## [Given instruction]
Only lines holding the string "Yogyakarta" are wanted; copy each one from the material.

## [Data for processing]
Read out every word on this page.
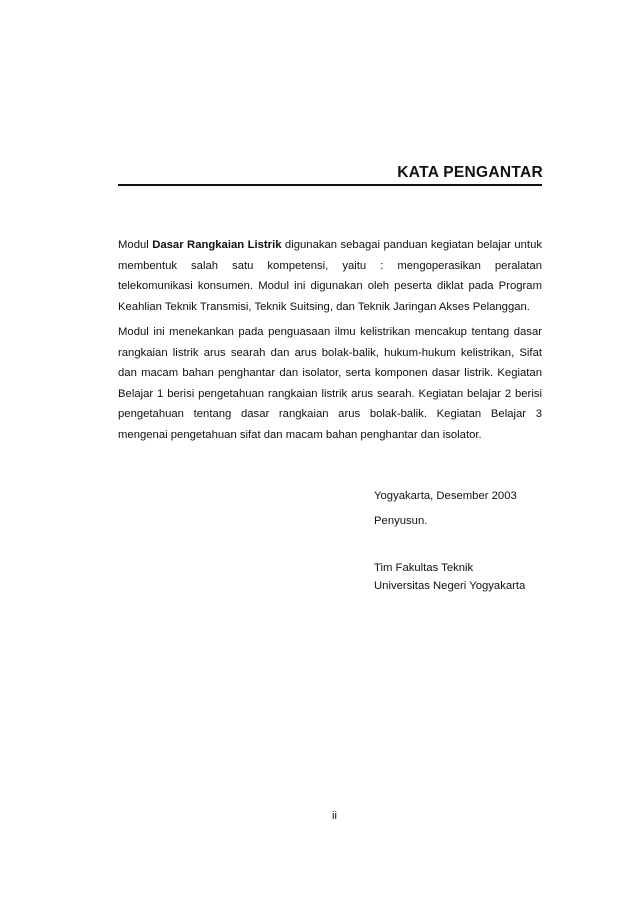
KATA PENGANTAR

Modul Dasar Rangkaian Listrik digunakan sebagai panduan kegiatan belajar untuk membentuk salah satu kompetensi, yaitu : mengoperasikan peralatan telekomunikasi konsumen. Modul ini digunakan oleh peserta diklat pada Program Keahlian Teknik Transmisi, Teknik Suitsing, dan Teknik Jaringan Akses Pelanggan.

Modul ini menekankan pada penguasaan ilmu kelistrikan mencakup tentang dasar rangkaian listrik arus searah dan arus bolak-balik, hukum-hukum kelistrikan, Sifat dan macam bahan penghantar dan isolator, serta komponen dasar listrik. Kegiatan Belajar 1 berisi pengetahuan rangkaian listrik arus searah. Kegiatan belajar 2 berisi pengetahuan tentang dasar rangkaian arus bolak-balik. Kegiatan Belajar 3 mengenai pengetahuan sifat dan macam bahan penghantar dan isolator.

Yogyakarta, Desember 2003
Penyusun.
Tim Fakultas Teknik
Universitas Negeri Yogyakarta
ii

## [Full output]
Yogyakarta, Desember 2003
Universitas Negeri Yogyakarta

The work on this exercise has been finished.